Stored data entries:
--- START ---

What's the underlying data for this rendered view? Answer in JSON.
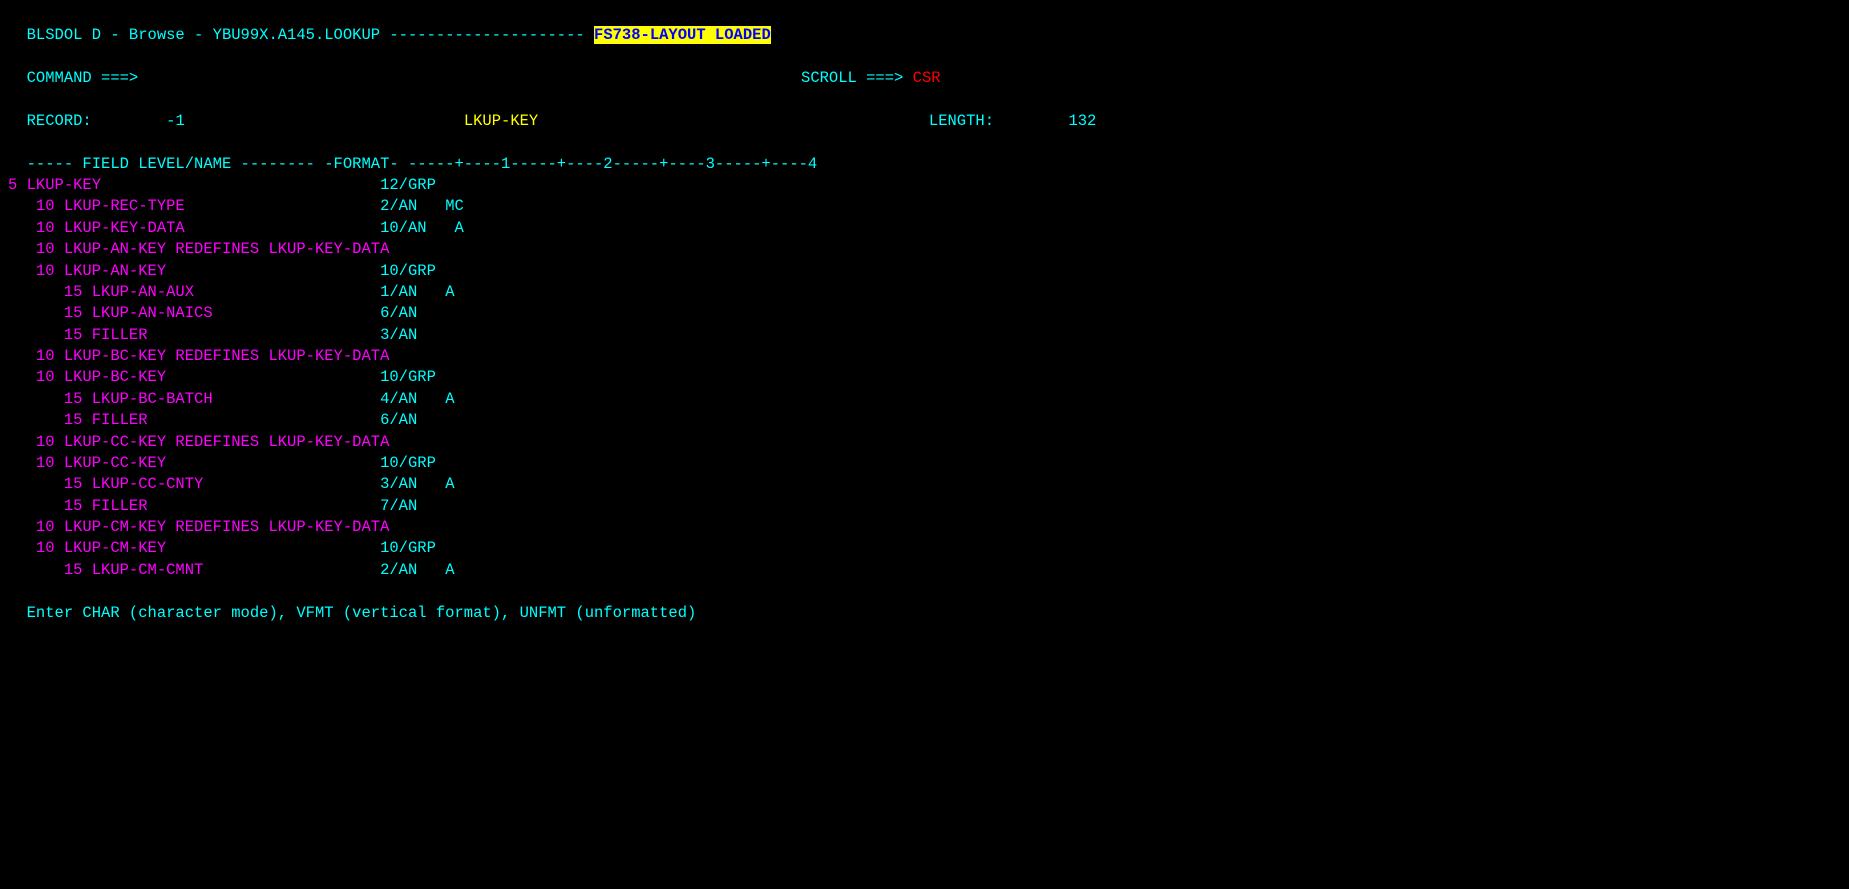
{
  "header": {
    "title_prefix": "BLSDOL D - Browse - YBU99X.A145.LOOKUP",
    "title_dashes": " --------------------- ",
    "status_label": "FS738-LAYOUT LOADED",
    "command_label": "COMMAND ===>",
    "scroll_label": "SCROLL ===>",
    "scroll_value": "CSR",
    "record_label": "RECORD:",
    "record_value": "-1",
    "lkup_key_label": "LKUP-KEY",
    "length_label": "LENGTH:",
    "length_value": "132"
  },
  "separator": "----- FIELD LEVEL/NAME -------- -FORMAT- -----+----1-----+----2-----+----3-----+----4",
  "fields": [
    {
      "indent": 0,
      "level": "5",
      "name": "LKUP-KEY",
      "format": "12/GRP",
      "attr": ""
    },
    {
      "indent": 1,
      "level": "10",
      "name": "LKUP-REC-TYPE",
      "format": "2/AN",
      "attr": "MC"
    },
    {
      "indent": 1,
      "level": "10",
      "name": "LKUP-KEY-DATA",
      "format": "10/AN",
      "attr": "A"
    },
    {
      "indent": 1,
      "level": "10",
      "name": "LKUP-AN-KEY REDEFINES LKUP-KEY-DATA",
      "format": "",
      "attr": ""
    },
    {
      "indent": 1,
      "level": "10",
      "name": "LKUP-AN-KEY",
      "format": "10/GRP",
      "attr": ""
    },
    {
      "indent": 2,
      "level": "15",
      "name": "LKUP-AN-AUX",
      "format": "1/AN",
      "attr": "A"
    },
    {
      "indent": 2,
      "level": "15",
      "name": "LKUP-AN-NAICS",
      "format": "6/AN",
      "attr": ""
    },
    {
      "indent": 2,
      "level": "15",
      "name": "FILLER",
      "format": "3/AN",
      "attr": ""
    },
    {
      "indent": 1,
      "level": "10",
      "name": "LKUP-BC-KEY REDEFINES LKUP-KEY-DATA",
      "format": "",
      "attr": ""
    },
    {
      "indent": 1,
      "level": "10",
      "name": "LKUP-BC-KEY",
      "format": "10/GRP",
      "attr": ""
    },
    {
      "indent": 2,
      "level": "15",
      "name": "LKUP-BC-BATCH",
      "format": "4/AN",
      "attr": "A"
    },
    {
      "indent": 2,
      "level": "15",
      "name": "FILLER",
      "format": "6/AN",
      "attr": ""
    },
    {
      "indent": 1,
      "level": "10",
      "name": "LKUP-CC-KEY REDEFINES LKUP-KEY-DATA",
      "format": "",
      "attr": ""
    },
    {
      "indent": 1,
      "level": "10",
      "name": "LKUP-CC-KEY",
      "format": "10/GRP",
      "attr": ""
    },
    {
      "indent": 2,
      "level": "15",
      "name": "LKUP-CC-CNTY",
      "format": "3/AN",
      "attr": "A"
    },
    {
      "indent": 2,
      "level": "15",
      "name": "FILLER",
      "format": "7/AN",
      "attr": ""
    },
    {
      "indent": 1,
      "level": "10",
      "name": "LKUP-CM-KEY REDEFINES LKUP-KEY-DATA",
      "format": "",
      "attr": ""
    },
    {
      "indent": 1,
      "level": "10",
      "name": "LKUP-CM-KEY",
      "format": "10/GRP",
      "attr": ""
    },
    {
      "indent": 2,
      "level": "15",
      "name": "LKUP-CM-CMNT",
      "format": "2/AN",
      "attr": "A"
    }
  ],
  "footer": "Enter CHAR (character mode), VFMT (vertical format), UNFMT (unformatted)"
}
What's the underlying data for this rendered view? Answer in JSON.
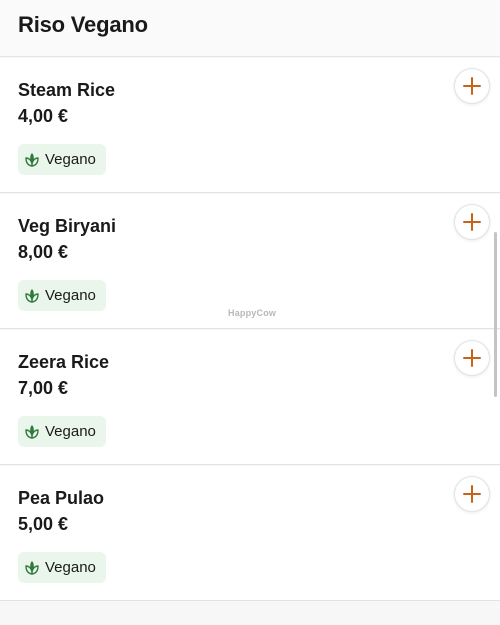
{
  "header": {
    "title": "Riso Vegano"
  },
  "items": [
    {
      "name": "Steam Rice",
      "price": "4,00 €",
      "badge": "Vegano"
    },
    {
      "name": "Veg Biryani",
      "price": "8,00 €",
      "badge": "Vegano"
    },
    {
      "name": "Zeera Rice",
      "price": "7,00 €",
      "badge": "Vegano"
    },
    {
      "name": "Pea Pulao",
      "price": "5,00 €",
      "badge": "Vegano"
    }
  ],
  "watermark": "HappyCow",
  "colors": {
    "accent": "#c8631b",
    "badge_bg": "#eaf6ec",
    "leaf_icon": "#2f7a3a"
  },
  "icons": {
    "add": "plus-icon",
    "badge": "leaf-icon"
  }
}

--- END ---
--- START ---

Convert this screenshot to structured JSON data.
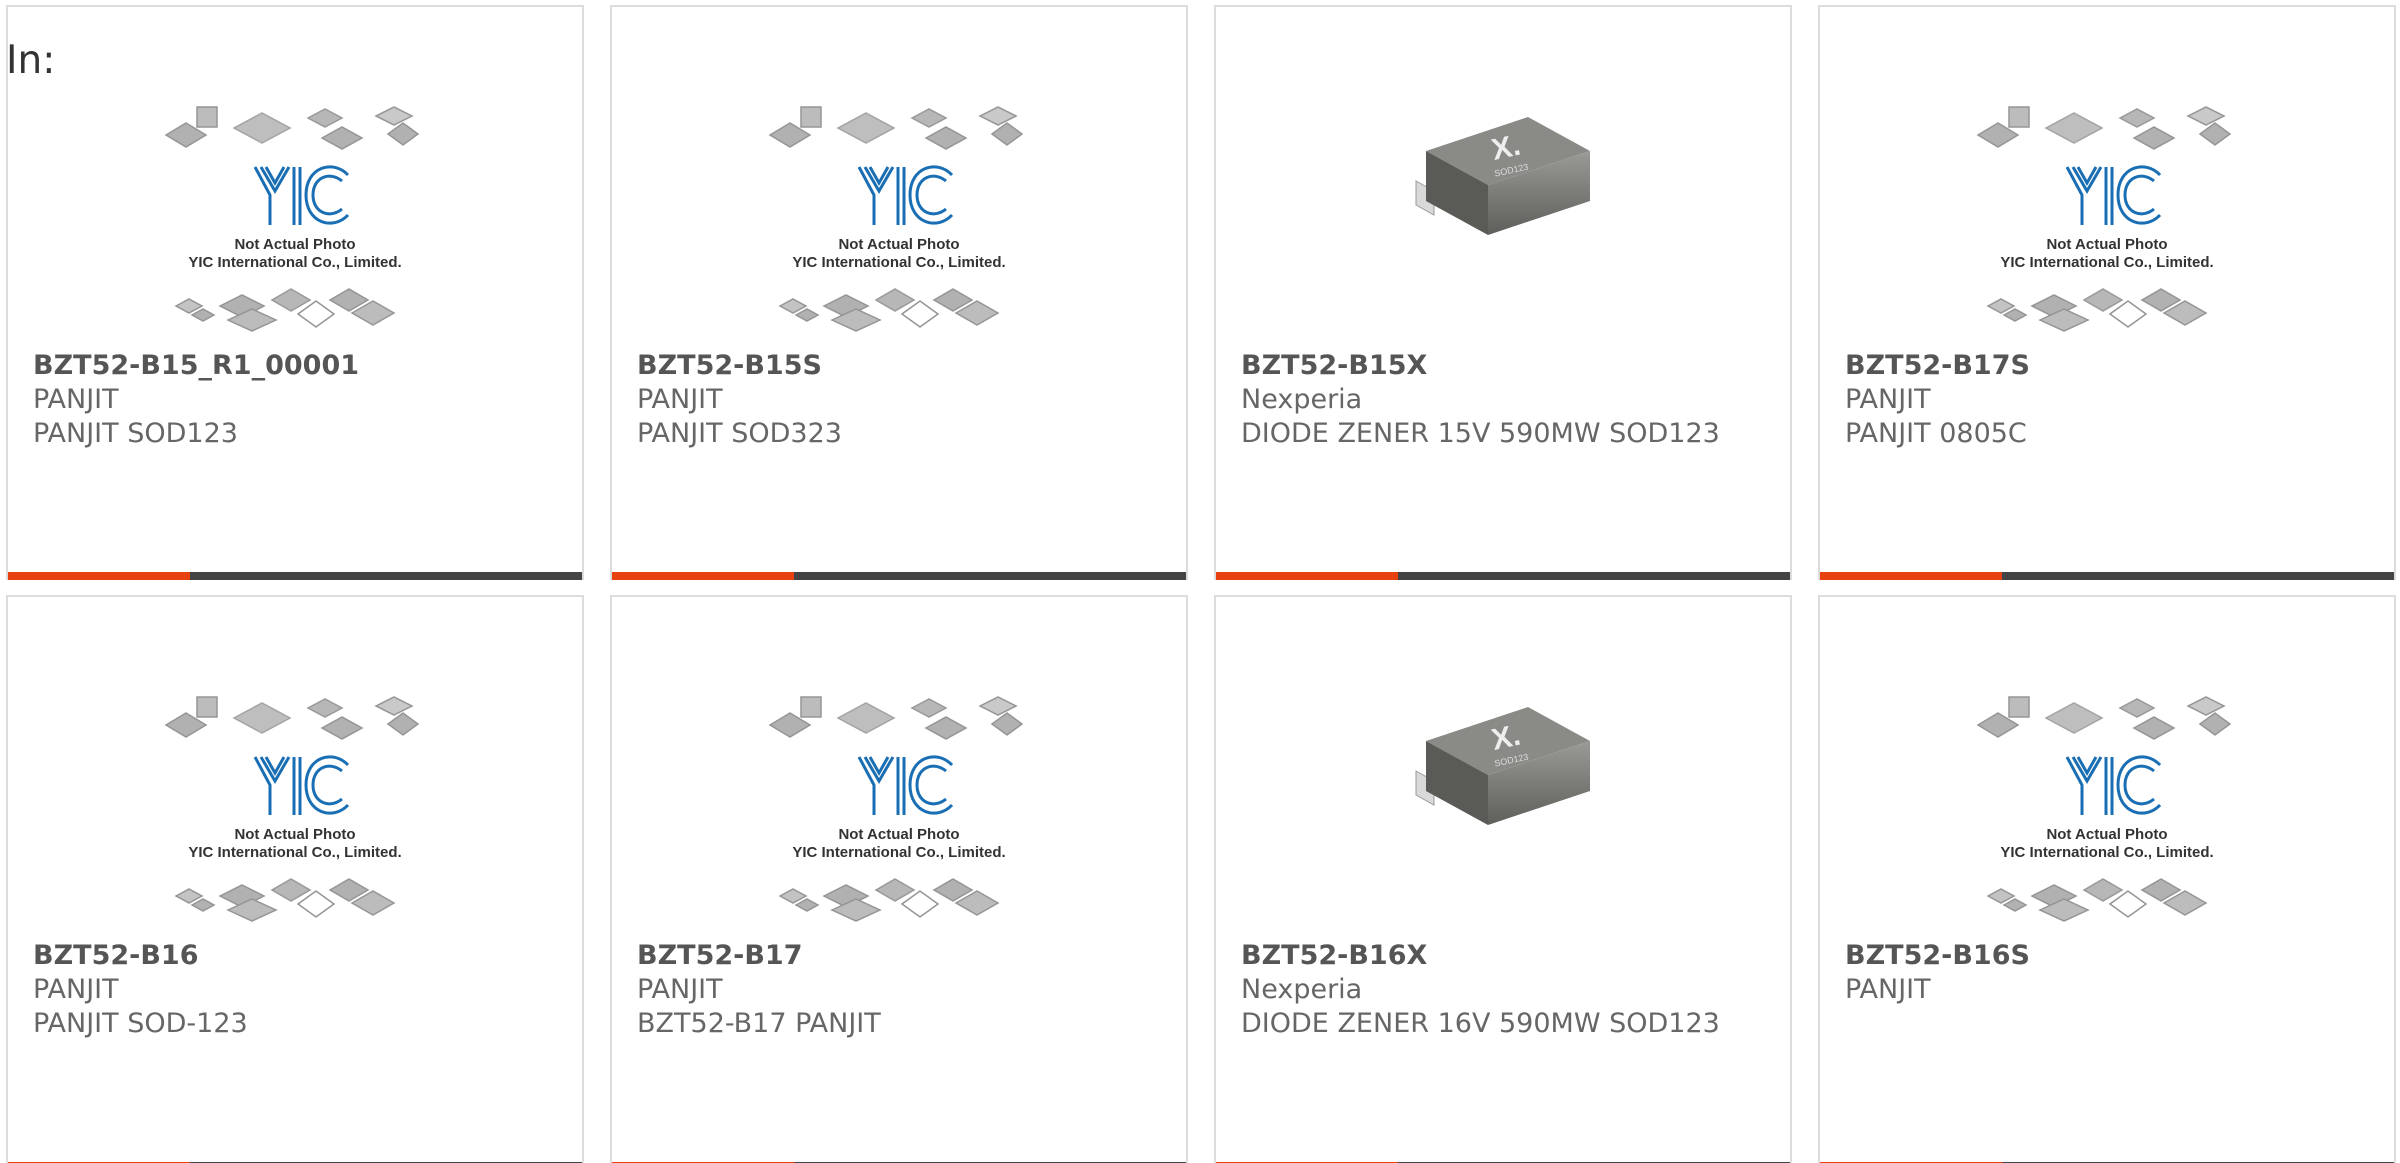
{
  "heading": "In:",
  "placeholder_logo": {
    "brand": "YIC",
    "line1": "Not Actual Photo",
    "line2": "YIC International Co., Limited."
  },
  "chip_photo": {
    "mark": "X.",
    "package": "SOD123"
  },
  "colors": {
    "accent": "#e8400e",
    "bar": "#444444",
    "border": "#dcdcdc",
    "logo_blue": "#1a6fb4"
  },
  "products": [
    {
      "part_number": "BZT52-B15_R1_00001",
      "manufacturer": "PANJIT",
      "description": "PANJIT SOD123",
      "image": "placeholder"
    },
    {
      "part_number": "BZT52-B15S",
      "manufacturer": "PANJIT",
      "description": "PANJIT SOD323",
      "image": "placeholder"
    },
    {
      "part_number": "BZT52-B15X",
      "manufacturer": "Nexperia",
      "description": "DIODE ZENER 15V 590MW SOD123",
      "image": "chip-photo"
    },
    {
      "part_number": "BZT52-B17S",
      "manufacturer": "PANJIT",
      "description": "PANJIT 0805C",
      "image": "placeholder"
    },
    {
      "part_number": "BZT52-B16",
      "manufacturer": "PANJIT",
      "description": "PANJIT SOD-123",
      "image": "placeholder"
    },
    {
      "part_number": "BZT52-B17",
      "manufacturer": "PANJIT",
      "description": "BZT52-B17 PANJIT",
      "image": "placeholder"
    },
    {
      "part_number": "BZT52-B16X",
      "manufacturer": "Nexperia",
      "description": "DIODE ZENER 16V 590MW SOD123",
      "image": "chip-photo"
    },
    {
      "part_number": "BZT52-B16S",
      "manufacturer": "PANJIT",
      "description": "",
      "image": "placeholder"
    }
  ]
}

--- END ---

## WRITTEN EXERCISE
Determine how many lines of the listing above hold the word "ZENER". Report that number without anything else.

## ANSWER
2